To do =>
Find out how many lines of the material contain the string "所以难停下来" and give only that figure.

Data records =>
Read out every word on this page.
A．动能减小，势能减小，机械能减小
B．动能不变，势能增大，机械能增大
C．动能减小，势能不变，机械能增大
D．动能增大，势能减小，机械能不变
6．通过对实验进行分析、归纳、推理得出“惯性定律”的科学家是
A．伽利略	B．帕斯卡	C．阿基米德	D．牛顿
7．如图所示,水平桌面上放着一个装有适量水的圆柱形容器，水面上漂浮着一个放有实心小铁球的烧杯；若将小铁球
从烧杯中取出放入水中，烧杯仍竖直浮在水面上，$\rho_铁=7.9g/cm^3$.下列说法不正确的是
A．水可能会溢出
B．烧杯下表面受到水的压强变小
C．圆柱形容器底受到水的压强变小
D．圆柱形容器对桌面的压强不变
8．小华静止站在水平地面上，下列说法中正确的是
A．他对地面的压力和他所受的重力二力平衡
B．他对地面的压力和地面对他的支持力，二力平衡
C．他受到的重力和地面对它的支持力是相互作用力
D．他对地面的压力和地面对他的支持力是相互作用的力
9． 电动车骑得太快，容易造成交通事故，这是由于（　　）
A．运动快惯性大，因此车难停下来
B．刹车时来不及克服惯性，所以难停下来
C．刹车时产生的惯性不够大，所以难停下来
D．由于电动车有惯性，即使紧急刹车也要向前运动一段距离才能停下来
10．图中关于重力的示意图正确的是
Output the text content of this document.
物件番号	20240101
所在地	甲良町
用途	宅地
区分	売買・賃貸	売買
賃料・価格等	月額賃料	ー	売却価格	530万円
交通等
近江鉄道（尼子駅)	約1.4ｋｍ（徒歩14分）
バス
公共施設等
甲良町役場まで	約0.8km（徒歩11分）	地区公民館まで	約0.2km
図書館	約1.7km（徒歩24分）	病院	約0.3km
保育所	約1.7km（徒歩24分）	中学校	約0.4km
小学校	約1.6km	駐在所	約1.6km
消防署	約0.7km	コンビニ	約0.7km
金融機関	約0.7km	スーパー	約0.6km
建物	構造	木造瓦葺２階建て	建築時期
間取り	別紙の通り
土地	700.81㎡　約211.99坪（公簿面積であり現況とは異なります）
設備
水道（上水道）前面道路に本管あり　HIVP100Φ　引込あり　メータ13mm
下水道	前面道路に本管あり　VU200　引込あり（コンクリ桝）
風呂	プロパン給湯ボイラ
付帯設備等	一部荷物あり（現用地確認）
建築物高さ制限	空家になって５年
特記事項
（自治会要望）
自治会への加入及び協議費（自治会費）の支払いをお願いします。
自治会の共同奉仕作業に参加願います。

Exercise output =>
2